**Written request**:
Go through the data below and gather each line containing "考试必背".

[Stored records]
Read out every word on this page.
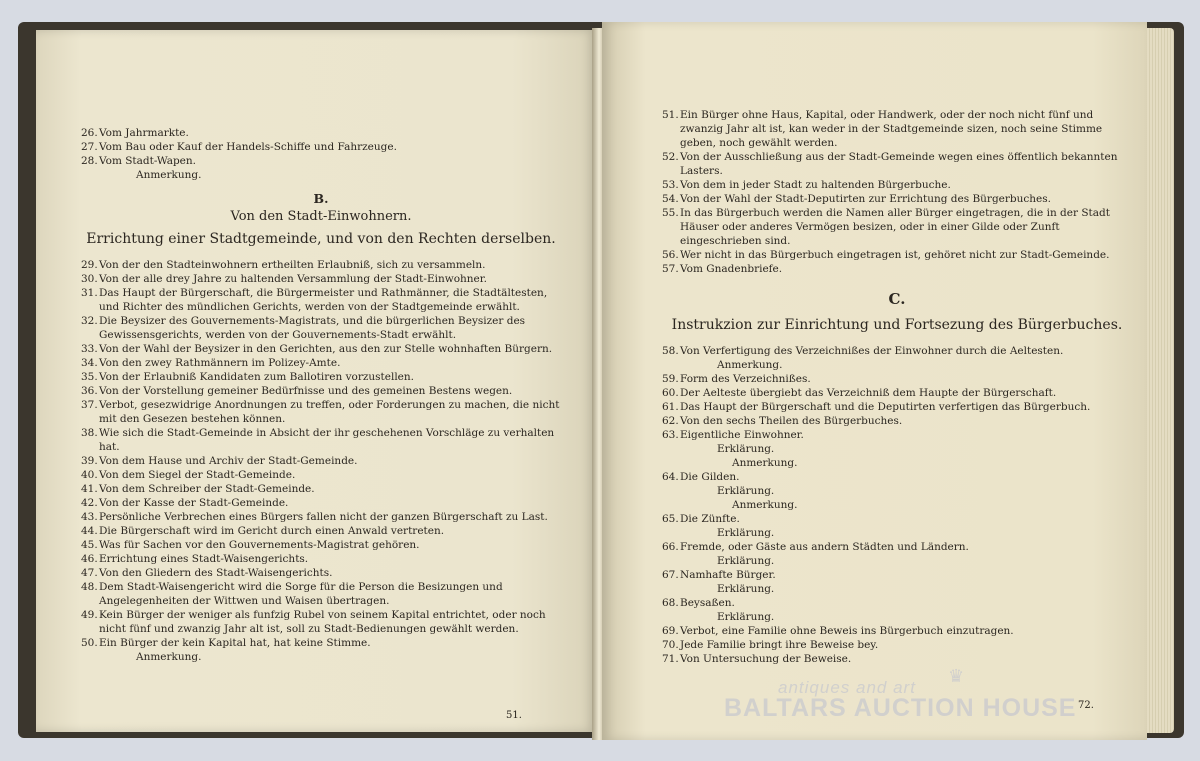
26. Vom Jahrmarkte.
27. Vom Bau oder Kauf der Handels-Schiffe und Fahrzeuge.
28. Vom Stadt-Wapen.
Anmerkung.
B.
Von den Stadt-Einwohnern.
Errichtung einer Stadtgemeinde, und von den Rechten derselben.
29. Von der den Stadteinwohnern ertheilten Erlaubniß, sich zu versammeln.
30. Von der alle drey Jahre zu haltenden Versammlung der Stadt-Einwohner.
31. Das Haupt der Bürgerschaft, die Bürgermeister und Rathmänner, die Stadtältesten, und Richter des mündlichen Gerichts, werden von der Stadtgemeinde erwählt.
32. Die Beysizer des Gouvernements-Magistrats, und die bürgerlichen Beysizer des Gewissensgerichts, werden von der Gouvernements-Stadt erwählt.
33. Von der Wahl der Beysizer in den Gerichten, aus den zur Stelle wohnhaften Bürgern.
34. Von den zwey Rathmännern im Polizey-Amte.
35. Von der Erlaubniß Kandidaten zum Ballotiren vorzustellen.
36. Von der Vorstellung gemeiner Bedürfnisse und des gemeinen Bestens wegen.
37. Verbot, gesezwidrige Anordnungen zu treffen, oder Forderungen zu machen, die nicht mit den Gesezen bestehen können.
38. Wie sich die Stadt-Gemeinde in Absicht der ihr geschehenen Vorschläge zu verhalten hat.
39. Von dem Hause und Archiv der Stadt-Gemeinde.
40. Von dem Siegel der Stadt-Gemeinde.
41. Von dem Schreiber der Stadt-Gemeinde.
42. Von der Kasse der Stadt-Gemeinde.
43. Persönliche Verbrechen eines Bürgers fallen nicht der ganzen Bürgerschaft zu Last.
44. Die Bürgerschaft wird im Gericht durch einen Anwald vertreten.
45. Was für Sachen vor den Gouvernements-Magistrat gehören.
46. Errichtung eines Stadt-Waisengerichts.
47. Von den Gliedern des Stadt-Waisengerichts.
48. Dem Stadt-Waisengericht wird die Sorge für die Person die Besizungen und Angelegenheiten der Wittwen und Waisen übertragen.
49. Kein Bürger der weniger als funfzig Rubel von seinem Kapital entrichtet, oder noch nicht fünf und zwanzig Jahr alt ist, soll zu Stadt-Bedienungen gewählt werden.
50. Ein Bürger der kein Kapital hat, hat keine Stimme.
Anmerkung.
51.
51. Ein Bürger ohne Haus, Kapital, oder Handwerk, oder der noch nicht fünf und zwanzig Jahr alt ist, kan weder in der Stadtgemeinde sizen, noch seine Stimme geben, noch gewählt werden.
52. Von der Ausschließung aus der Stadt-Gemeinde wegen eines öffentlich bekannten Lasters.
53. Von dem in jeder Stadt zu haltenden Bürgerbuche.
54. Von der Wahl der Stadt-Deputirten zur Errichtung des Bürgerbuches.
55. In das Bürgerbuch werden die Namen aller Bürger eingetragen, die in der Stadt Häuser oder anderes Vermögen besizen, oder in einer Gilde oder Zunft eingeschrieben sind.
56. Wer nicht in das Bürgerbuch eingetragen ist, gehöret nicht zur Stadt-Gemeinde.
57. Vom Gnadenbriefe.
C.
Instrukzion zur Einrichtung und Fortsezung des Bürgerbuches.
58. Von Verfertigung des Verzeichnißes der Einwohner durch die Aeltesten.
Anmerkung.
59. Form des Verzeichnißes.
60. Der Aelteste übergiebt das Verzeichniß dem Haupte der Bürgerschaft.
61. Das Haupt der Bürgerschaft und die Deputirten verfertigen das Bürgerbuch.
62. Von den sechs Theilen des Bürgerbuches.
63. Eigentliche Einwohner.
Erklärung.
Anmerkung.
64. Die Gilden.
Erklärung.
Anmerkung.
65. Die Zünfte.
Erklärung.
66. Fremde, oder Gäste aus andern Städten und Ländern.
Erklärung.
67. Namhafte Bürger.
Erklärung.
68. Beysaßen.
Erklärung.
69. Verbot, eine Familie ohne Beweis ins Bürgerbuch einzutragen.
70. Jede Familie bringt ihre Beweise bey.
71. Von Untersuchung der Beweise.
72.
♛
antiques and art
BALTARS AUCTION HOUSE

--

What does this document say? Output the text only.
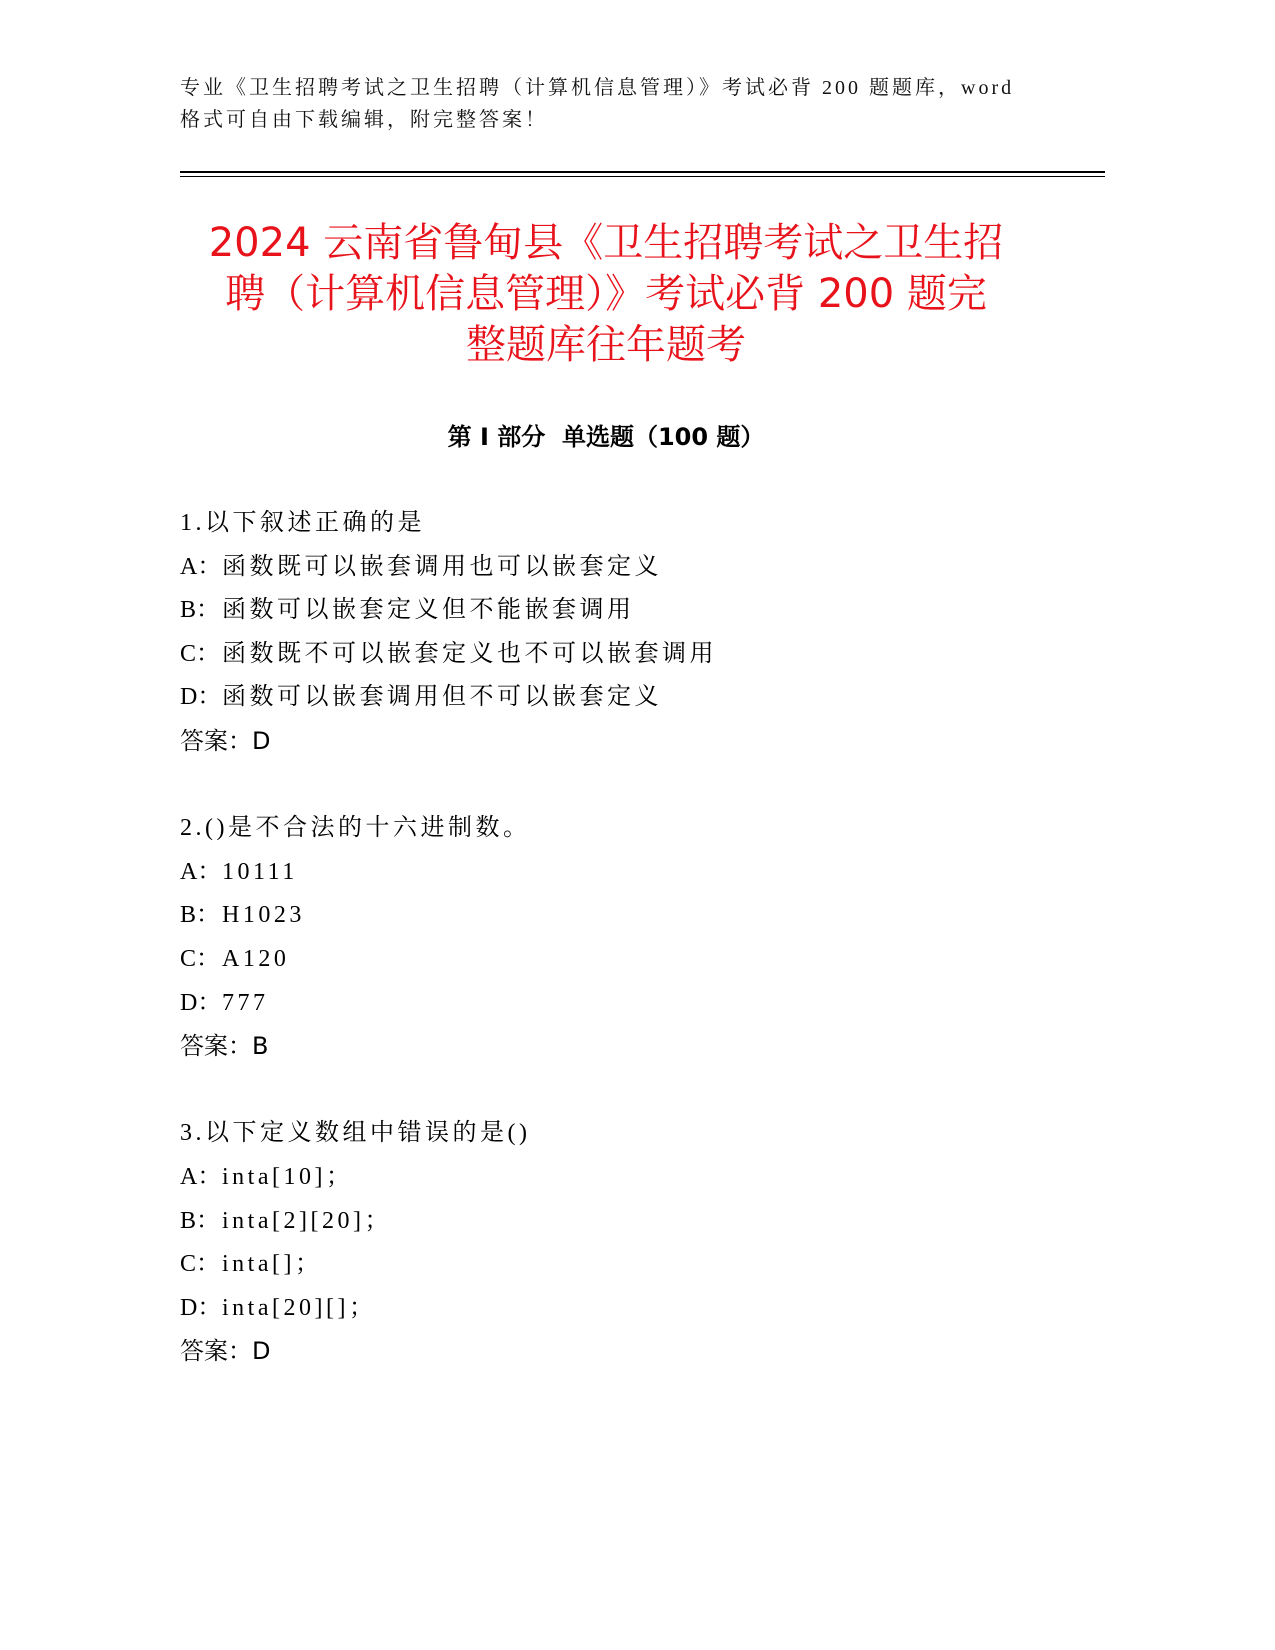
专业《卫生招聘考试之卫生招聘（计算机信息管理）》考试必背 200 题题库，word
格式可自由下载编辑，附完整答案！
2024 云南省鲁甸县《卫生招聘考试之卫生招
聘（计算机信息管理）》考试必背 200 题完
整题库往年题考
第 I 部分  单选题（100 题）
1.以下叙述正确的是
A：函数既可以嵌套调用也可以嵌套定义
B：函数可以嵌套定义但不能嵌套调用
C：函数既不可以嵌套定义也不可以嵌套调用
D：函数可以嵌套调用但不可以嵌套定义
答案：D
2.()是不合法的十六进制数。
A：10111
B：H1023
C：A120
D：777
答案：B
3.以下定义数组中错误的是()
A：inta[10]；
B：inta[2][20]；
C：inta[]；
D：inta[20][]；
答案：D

...

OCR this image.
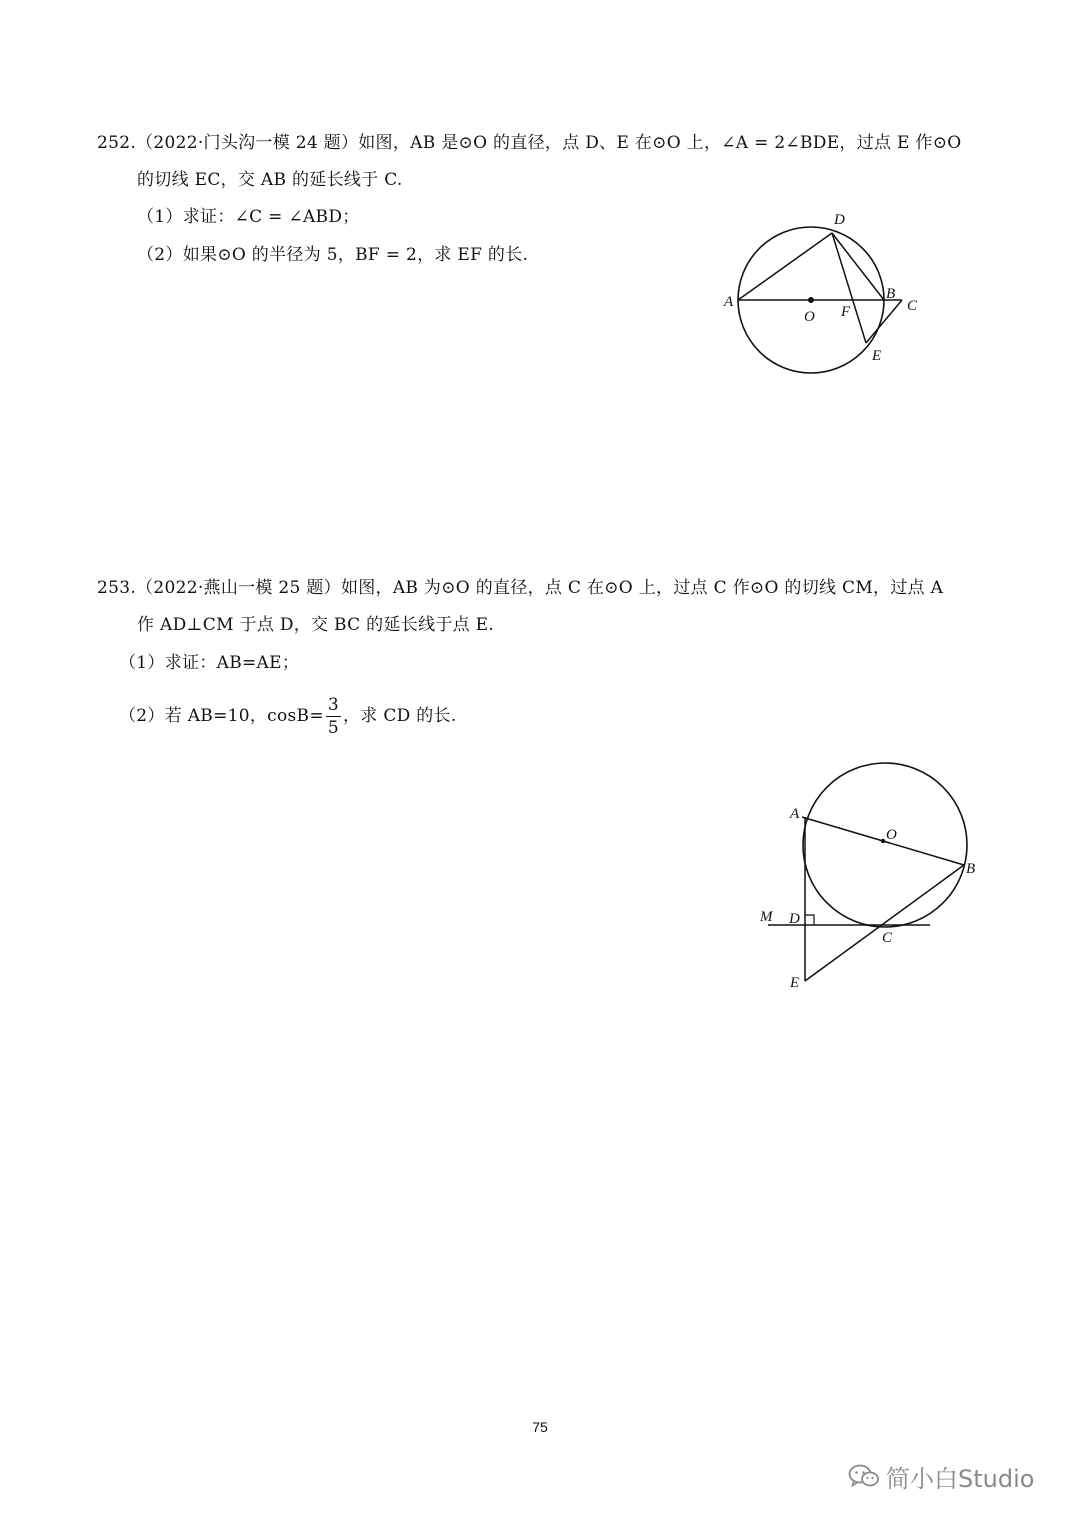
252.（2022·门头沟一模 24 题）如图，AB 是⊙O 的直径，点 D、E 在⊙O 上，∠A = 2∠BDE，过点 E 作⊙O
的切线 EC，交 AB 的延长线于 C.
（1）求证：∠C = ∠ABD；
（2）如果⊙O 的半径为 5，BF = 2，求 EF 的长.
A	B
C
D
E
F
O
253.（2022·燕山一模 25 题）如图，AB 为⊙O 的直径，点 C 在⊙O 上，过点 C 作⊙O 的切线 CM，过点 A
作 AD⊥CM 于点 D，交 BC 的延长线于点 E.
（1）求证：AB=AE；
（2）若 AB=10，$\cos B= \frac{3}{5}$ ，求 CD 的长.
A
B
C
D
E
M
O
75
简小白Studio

**Finished answer**:
专业《卫生招聘考试之卫生招聘（计算机信息管理）》考试必背 200 题题库，word
聘（计算机信息管理）》考试必背 200 题完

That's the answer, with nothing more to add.